▶ INPUT ROWS:
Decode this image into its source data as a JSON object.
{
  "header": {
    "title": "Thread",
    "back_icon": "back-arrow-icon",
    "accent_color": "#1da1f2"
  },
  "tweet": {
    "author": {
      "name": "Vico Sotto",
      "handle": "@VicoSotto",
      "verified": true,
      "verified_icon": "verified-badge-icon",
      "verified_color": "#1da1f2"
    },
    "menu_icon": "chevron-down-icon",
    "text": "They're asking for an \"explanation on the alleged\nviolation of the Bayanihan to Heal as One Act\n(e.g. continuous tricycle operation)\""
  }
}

▶ WHAT IS ASKED: Return every entry verbatim.

▶ WRITTEN SOLUTION:
Decode this image into its source data as a JSON object.
{
  "header": {
    "title": "Thread",
    "back_icon": "back-arrow-icon",
    "accent_color": "#1da1f2"
  },
  "tweet": {
    "author": {
      "name": "Vico Sotto",
      "handle": "@VicoSotto",
      "verified": true,
      "verified_icon": "verified-badge-icon",
      "verified_color": "#1da1f2"
    },
    "menu_icon": "chevron-down-icon",
    "text": "They're asking for an \"explanation on the alleged\nviolation of the Bayanihan to Heal as One Act\n(e.g. continuous tricycle operation)\""
  }
}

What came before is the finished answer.